begin

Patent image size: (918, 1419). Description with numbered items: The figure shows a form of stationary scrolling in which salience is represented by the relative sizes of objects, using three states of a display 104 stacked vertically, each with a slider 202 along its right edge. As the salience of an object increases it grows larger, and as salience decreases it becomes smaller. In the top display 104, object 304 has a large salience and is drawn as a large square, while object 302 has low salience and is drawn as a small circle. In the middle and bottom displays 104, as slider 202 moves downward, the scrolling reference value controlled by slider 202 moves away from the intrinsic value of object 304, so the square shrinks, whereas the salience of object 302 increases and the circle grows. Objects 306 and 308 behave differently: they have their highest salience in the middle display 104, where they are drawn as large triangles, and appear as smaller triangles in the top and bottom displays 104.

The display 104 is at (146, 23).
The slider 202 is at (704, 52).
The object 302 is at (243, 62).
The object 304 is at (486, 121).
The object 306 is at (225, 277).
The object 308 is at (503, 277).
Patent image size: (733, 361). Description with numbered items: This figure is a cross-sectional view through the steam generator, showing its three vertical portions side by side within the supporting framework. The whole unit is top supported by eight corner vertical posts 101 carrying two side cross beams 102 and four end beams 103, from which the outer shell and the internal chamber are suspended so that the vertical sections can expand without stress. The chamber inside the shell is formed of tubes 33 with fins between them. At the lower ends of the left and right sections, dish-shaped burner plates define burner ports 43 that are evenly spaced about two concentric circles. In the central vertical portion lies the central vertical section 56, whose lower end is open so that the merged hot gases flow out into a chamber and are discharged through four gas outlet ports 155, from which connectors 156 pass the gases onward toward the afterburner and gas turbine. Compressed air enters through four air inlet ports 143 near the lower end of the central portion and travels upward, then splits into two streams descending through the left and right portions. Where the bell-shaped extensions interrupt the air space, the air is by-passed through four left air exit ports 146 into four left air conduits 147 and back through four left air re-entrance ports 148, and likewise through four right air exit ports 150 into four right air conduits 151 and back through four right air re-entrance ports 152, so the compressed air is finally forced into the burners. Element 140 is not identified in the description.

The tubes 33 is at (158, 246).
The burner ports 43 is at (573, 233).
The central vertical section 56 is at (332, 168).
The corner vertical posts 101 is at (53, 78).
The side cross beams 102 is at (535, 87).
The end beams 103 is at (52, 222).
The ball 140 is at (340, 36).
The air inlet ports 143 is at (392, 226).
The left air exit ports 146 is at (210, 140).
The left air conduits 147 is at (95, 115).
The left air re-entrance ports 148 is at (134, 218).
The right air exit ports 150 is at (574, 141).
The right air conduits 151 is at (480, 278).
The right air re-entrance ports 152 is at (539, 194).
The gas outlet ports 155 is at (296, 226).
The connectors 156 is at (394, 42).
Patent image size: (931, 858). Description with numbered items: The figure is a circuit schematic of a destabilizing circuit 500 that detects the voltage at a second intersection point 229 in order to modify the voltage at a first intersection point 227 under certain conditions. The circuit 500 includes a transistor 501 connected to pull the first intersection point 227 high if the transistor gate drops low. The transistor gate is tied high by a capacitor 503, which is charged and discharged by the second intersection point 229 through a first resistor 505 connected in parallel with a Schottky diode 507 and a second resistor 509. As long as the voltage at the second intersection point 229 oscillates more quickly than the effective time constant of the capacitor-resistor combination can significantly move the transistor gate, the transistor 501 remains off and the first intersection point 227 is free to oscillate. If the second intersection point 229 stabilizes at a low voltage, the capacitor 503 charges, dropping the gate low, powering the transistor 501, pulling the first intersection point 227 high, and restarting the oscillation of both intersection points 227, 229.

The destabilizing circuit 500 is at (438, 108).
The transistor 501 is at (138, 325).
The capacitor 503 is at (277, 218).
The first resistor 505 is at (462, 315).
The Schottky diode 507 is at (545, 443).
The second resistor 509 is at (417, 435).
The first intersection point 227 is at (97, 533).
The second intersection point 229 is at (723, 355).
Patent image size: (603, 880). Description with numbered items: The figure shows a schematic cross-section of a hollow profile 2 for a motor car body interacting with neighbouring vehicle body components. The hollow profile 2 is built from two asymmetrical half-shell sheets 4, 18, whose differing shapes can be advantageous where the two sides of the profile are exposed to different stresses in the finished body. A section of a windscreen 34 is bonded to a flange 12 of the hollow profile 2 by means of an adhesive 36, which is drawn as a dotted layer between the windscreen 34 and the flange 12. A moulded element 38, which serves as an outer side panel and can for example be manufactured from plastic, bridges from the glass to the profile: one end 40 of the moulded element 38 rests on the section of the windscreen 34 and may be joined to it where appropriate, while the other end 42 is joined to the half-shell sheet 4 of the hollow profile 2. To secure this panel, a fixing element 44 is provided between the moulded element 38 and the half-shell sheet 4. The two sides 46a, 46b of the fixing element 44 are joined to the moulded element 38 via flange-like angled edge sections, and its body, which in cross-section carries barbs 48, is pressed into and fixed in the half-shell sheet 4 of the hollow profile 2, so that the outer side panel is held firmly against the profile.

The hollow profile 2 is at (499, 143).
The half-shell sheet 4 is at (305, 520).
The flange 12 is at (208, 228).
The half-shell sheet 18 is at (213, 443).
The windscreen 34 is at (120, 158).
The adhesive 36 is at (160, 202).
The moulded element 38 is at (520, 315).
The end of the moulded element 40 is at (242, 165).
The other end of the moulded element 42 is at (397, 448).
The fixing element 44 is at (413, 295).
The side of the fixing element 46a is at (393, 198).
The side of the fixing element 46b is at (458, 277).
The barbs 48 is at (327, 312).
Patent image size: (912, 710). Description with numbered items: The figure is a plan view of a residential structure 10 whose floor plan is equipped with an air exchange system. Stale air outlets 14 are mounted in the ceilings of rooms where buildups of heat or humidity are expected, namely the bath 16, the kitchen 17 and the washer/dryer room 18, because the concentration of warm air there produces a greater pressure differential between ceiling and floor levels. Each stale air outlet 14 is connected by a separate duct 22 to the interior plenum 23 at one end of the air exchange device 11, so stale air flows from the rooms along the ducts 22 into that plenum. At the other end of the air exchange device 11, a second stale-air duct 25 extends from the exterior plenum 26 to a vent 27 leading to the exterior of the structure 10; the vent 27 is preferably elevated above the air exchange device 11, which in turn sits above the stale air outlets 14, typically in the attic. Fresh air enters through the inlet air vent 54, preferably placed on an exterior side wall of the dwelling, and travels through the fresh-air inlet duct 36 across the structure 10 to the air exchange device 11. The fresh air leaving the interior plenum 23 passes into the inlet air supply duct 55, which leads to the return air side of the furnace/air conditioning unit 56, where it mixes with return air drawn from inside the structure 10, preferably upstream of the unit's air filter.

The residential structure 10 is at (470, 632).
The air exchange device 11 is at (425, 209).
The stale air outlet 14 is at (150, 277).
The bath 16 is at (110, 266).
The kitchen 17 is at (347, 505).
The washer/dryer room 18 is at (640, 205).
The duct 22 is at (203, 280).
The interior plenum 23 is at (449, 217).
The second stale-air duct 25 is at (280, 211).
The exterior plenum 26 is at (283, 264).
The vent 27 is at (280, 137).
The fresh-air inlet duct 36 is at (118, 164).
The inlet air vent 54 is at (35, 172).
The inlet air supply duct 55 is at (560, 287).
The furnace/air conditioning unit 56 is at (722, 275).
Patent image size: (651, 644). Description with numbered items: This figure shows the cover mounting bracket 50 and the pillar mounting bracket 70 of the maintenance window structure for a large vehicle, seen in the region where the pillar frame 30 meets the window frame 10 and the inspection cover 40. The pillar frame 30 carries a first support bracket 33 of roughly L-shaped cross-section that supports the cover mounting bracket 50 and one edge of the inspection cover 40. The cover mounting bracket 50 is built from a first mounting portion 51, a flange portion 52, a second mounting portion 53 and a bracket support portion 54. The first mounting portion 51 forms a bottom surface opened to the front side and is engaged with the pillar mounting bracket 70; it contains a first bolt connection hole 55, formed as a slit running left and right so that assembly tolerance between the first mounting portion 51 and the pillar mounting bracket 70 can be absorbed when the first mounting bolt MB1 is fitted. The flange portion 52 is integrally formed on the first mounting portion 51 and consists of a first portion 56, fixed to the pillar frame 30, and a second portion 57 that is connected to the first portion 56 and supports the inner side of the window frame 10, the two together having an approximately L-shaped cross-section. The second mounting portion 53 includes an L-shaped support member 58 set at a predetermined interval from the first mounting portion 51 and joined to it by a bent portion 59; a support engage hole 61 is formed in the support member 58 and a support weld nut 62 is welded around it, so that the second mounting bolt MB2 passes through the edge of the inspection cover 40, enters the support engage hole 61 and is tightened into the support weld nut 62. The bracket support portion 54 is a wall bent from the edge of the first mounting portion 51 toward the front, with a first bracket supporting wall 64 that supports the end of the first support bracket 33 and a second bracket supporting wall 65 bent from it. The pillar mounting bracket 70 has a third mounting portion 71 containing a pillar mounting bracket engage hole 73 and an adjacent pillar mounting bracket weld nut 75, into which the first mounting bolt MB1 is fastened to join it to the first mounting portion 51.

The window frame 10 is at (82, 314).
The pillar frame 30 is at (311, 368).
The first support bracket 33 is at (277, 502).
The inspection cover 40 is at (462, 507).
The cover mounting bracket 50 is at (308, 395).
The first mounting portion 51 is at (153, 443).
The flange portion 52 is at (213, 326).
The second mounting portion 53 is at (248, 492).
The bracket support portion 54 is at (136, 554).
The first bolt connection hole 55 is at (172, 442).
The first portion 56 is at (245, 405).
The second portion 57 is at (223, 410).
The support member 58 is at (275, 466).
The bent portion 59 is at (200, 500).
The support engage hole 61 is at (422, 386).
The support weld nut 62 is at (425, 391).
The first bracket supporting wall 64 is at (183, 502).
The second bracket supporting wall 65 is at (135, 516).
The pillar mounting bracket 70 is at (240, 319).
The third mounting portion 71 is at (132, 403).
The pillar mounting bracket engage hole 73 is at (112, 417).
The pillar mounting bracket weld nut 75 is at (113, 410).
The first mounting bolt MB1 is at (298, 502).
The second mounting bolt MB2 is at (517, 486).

end

EXERCISE OBJECTIVE:
Reproduce word for word everything from the start of the entries through the line containing "The display 104 is at (146, 23).", including that line.

RESULT OF THIS TASK:
Patent image size: (918, 1419). Description with numbered items: The figure shows a form of stationary scrolling in which salience is represented by the relative sizes of objects, using three states of a display 104 stacked vertically, each with a slider 202 along its right edge. As the salience of an object increases it grows larger, and as salience decreases it becomes smaller. In the top display 104, object 304 has a large salience and is drawn as a large square, while object 302 has low salience and is drawn as a small circle. In the middle and bottom displays 104, as slider 202 moves downward, the scrolling reference value controlled by slider 202 moves away from the intrinsic value of object 304, so the square shrinks, whereas the salience of object 302 increases and the circle grows. Objects 306 and 308 behave differently: they have their highest salience in the middle display 104, where they are drawn as large triangles, and appear as smaller triangles in the top and bottom displays 104.

The display 104 is at (146, 23).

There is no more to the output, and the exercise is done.